Wie geht der Text über das Blinzeln nach seinem letzten Satz weiter? Schreib die Fortsetzung.

TEXTAUSZUG:
# # # # # # #
Dabei merken wir meistens gar nicht, wenn wir blinzeln. Das liegt daran, dass während dieser Zeit die Wahrnehmung unserer Augen gehemmt wird.
Blinzeln hält das Auge feucht und funktionsfähig
Blinzeln erfüllt wichtige Funktionen für die Aufrechterhaltung unserer Sehfähigkeit. Zum einen wird das Auge feuchtgehalten, zum anderen hilft Blinzeln auch dabei, das Auge von störenden Partikeln zu befreien.
Durch regelmäßiges Blinzeln wird auf dem Auge außerdem eine Art Luft-Tränen-Film aufrechterhalten. An diesem Film bricht das Licht, bevor es in das Auge tritt. Blinzeln verteilt diesen Film gleichmäßig über unser Auge. Wäre das nicht der Fall, könnte das Bild auf der Netzhaut unscharf werden.
# # # # # # #
EXTRAHIERTE DATEN:
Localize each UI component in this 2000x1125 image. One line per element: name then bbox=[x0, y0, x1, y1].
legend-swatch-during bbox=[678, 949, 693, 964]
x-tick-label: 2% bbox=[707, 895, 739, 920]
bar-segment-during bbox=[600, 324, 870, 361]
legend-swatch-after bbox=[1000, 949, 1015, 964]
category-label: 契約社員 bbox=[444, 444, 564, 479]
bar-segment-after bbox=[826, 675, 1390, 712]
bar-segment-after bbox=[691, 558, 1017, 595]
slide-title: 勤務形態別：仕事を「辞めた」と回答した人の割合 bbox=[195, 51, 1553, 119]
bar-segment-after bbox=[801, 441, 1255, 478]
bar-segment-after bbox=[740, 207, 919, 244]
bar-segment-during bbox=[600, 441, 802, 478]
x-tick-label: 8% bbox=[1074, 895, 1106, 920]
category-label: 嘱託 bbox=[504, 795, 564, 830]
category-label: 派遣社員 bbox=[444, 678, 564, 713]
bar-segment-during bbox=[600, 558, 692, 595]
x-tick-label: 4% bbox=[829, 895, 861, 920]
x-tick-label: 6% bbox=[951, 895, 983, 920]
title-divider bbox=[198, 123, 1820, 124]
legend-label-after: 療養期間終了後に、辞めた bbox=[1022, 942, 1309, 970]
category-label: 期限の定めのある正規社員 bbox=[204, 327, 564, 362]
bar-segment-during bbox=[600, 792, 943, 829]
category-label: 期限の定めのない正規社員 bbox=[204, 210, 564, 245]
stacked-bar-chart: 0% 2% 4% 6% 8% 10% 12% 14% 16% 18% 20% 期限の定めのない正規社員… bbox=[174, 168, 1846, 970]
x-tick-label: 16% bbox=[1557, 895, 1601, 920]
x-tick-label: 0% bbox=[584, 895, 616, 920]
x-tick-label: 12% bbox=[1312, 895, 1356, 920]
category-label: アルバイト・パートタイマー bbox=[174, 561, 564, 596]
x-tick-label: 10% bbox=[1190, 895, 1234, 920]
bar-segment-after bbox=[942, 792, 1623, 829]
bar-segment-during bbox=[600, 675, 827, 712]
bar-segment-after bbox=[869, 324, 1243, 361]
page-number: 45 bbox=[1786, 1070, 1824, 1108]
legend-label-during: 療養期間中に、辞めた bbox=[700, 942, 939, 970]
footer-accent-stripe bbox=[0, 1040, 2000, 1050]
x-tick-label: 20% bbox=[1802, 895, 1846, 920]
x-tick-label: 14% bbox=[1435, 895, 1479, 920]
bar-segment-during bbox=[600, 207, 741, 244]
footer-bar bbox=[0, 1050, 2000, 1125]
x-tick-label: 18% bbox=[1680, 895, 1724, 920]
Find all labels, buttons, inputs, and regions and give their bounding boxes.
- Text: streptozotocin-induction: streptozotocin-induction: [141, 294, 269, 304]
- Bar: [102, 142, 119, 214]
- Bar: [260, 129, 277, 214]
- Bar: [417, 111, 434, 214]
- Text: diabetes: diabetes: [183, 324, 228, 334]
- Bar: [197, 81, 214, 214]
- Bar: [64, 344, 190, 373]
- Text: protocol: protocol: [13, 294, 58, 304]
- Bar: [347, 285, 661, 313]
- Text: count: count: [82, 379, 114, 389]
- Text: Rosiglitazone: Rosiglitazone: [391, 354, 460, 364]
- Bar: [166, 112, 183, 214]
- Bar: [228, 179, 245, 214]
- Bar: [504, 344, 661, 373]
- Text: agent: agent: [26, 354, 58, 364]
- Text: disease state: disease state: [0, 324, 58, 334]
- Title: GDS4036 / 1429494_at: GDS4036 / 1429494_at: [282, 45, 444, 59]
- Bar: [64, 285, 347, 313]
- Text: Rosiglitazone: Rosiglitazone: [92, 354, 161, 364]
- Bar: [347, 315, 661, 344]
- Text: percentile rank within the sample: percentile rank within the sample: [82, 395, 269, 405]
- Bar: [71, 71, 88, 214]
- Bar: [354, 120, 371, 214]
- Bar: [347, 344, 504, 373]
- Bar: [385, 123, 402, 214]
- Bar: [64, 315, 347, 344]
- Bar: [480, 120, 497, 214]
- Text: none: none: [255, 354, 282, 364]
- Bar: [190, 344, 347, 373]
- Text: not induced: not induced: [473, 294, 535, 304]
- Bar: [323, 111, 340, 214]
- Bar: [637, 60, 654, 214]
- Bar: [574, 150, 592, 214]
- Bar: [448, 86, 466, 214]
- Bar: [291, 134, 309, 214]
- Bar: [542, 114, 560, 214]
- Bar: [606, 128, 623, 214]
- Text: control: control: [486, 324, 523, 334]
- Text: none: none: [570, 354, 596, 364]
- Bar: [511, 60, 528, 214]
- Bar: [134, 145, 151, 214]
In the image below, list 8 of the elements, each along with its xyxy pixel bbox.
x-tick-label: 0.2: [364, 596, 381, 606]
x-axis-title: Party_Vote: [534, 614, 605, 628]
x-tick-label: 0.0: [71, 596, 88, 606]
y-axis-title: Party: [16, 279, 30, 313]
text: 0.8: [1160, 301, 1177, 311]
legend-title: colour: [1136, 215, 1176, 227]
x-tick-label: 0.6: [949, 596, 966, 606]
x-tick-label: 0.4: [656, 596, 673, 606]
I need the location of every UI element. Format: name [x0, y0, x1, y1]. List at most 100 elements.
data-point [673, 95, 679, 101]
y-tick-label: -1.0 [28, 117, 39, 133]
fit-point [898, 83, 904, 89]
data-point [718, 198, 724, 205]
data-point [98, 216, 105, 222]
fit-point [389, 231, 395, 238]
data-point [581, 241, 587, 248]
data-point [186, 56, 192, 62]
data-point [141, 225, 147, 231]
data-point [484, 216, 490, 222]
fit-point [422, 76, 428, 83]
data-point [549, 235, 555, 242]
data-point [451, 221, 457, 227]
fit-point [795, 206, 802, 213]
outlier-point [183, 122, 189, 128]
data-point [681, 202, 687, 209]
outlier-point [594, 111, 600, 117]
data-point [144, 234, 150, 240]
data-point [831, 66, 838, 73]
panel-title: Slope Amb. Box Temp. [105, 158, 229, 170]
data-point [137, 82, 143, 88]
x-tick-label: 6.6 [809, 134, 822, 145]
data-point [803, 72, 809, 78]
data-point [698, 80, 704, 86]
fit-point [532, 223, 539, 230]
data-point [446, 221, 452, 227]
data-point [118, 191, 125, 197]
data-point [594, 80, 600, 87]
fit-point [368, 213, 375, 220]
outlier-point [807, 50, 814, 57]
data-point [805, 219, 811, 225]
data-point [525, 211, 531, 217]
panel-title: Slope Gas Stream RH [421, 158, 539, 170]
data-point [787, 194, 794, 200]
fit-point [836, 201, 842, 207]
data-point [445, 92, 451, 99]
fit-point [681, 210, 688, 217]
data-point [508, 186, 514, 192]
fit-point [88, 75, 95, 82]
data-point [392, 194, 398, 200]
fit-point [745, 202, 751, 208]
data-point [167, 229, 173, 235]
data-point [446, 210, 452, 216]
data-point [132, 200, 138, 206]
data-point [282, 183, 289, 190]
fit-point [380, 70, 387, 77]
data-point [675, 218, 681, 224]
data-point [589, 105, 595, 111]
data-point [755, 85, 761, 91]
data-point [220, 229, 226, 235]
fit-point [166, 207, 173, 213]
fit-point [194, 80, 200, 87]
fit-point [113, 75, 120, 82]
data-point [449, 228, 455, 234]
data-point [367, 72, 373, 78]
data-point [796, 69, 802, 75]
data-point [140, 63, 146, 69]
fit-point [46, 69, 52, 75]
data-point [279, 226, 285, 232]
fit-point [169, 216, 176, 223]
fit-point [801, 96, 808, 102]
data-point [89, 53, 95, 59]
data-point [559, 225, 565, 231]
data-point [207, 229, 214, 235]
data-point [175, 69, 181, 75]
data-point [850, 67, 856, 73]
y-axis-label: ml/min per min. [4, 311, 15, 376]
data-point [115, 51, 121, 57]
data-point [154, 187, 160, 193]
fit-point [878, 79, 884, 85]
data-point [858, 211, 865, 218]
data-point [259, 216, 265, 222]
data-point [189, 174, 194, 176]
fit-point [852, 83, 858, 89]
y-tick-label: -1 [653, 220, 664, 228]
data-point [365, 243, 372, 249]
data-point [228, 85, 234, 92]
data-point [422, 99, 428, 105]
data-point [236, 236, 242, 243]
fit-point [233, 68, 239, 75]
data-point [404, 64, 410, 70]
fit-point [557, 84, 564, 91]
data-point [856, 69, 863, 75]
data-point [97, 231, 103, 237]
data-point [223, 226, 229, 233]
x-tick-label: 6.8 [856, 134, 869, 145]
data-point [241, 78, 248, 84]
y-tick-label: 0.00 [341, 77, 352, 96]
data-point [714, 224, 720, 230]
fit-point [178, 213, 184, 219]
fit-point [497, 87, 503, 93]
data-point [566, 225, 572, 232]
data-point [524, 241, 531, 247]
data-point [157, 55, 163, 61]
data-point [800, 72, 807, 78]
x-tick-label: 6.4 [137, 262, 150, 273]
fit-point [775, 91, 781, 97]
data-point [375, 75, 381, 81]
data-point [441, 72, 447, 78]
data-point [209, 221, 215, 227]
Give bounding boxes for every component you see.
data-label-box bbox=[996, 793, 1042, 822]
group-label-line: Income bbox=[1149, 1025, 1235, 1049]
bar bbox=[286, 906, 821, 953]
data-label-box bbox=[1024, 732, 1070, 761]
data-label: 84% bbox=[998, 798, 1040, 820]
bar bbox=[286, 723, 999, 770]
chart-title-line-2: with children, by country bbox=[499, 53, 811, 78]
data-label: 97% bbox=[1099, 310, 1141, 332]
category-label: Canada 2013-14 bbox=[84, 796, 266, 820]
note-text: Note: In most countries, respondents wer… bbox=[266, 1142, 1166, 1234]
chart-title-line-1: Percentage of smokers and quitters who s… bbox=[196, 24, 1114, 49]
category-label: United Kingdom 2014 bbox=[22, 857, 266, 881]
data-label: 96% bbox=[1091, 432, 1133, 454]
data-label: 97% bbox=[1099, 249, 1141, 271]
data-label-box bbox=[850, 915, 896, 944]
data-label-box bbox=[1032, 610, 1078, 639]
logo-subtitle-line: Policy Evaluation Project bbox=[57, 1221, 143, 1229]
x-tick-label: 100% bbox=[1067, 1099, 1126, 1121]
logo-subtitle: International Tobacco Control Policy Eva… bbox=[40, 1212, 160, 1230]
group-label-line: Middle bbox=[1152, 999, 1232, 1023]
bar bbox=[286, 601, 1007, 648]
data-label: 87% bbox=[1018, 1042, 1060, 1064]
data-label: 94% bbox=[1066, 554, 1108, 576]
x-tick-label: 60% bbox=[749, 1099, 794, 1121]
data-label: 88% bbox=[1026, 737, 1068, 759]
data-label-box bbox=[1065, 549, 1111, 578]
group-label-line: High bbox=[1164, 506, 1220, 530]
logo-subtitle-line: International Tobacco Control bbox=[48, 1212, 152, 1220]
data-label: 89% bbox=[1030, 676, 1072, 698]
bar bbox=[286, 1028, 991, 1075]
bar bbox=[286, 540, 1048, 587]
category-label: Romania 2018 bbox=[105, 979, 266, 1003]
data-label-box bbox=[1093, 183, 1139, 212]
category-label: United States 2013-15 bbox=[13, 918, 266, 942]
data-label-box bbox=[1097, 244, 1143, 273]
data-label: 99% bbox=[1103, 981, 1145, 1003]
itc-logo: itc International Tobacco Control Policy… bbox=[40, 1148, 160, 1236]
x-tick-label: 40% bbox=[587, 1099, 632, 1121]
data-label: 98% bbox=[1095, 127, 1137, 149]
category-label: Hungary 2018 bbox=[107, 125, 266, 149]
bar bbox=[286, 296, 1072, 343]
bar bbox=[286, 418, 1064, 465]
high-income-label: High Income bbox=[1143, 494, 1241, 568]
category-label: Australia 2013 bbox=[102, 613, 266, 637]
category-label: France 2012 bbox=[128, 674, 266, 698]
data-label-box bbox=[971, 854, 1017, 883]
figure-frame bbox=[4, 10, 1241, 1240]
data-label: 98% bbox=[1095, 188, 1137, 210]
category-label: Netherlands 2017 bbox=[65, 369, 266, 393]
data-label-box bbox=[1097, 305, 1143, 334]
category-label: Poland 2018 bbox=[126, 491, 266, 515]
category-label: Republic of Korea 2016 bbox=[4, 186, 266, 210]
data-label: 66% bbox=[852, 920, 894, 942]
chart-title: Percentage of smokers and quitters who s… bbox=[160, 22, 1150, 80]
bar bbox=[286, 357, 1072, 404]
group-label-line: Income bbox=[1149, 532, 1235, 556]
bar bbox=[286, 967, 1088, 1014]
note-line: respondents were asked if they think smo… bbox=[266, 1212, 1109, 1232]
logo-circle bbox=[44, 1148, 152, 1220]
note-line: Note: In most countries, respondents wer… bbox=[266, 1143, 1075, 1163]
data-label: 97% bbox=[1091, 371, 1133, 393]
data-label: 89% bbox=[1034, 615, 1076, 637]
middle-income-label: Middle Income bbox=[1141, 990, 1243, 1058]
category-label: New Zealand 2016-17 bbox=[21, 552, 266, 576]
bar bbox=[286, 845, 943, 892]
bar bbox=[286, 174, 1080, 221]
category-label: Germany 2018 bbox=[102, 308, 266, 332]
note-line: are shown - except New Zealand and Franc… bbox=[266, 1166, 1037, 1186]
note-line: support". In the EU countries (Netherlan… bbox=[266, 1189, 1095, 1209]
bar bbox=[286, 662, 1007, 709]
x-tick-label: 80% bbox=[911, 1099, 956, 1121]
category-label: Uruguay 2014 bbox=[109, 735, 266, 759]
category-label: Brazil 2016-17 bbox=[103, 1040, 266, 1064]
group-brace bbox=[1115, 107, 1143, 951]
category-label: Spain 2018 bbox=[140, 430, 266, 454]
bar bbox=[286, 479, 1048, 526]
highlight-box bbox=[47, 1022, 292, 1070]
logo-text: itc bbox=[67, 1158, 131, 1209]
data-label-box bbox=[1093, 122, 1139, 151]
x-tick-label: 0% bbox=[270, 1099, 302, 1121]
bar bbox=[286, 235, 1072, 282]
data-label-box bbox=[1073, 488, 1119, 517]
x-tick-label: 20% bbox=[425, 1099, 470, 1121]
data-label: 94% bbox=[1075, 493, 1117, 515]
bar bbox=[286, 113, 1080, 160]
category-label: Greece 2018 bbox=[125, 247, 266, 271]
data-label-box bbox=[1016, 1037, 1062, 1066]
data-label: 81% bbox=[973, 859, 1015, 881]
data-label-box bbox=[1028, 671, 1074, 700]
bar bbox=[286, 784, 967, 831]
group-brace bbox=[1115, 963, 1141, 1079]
# # # # # # #
ANTWORT:
Blinzeln wirkt der Ermüdung der Netzhaut entgegen
Wissenschaftliche Erkenntnisse zeigen allerdings, dass wir öfter blinzeln, als es für diese Funktionen notwendig wäre. Welche weiteren Aufgaben könnte das Blinzeln also erfüllen? Forschende der Columbia University in New York stellen nun einen neuen Ansatz vor. Ihnen zufolge soll diese kurze Unterbrechung der Wahrnehmung durch das Blinzeln wichtig für die Verarbeitung von visuellen Informationen sein.
Hanspeter Mallot forscht am Lehrstuhl für Kognitive Neurowissenschaft in Tübingen. Ihm zufolge reagieren Nervenzellen besonders sensibel auf Reizänderungen. Schauen wir eine lange Zeit auf einen monotonen Hintergrund, reduziert sich der Kontrast, mit dem die Signale der Sehnerven an das Gehirn übermittelt werden. Es tritt eine Art Ermüdungseffekt auf, durch den unsere Wahrnehmung unscharf wird. Das Blinzeln kann dann für eine Art Neustart sorgen.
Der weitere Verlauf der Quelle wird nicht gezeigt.